§ **Your goal**
Print the line containing "Give me a plain-text" and each line after it through the end, please, with nothing added.

================

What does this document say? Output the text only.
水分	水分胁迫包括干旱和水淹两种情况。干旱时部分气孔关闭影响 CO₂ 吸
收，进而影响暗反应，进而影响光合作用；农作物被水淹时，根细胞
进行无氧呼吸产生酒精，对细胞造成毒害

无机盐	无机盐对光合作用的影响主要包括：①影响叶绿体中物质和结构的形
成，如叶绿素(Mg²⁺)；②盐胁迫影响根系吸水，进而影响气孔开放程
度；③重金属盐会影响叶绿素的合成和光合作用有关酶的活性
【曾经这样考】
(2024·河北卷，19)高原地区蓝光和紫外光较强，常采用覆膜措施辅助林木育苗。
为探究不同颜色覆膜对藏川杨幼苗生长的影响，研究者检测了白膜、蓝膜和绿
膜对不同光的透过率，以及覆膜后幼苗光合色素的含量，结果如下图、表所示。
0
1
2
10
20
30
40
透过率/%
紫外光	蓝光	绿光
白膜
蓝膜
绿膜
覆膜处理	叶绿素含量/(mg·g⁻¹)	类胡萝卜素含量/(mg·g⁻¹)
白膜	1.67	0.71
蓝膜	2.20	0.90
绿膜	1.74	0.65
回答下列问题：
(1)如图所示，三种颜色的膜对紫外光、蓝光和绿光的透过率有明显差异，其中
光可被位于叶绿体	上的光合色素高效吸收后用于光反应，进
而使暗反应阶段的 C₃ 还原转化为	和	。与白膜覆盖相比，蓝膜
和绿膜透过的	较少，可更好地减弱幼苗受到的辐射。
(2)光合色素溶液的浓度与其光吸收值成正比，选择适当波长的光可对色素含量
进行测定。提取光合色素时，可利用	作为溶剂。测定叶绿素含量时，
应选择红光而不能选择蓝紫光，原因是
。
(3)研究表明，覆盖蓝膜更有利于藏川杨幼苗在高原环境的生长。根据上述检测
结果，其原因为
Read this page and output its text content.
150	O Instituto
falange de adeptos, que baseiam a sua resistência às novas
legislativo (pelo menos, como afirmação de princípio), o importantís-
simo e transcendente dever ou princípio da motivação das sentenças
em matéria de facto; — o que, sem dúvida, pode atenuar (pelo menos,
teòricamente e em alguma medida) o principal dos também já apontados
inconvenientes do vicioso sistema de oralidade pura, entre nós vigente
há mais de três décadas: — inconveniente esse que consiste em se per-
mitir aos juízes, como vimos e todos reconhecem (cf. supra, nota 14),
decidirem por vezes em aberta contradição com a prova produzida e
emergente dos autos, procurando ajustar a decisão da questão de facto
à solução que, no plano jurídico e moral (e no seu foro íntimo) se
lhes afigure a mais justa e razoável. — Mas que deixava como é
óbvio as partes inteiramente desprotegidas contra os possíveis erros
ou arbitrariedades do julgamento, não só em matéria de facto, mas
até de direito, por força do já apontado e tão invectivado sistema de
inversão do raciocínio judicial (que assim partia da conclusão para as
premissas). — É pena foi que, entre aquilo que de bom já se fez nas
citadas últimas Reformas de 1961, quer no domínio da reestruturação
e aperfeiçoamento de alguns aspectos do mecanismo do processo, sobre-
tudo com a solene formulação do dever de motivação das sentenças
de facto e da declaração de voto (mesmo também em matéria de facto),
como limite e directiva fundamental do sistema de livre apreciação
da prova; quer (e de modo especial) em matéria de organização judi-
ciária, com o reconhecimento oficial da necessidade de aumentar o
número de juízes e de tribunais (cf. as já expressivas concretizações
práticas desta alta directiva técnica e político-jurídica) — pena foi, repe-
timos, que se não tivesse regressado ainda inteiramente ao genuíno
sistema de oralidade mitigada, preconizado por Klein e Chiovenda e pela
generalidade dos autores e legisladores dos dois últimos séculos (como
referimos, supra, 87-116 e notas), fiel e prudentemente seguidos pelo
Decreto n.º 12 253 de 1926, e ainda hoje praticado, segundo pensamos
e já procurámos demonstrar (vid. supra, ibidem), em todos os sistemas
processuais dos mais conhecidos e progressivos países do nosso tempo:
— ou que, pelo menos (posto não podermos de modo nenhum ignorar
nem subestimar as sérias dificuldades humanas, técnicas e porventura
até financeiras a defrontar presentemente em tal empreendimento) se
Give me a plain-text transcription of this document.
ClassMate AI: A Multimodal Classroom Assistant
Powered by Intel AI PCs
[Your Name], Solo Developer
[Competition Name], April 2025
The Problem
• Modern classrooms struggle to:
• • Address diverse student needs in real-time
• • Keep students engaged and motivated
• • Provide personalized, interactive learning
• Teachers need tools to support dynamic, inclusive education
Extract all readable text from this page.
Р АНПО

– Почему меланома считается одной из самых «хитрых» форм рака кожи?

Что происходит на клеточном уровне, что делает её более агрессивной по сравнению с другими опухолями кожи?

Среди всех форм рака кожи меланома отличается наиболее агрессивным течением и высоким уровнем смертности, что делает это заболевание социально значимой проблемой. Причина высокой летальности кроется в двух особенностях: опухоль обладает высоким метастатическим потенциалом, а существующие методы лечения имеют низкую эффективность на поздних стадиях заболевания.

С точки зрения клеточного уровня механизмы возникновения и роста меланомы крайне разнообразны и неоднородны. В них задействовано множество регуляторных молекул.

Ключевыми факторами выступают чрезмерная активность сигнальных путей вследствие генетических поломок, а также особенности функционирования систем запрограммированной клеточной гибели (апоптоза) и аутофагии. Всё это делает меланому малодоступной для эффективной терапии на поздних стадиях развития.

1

================

§ **Response**
Give me a plain-text transcription of this document.
ClassMate AI: A Multimodal Classroom Assistant
Powered by Intel AI PCs
[Your Name], Solo Developer
[Competition Name], April 2025
The Problem
• Modern classrooms struggle to:
• • Address diverse student needs in real-time
• • Keep students engaged and motivated
• • Provide personalized, interactive learning
• Teachers need tools to support dynamic, inclusive education
Extract all readable text from this page.
Р АНПО

– Почему меланома считается одной из самых «хитрых» форм рака кожи?

Что происходит на клеточном уровне, что делает её более агрессивной по сравнению с другими опухолями кожи?

Среди всех форм рака кожи меланома отличается наиболее агрессивным течением и высоким уровнем смертности, что делает это заболевание социально значимой проблемой. Причина высокой летальности кроется в двух особенностях: опухоль обладает высоким метастатическим потенциалом, а существующие методы лечения имеют низкую эффективность на поздних стадиях заболевания.

С точки зрения клеточного уровня механизмы возникновения и роста меланомы крайне разнообразны и неоднородны. В них задействовано множество регуляторных молекул.

Ключевыми факторами выступают чрезмерная активность сигнальных путей вследствие генетических поломок, а также особенности функционирования систем запрограммированной клеточной гибели (апоптоза) и аутофагии. Всё это делает меланому малодоступной для эффективной терапии на поздних стадиях развития.

1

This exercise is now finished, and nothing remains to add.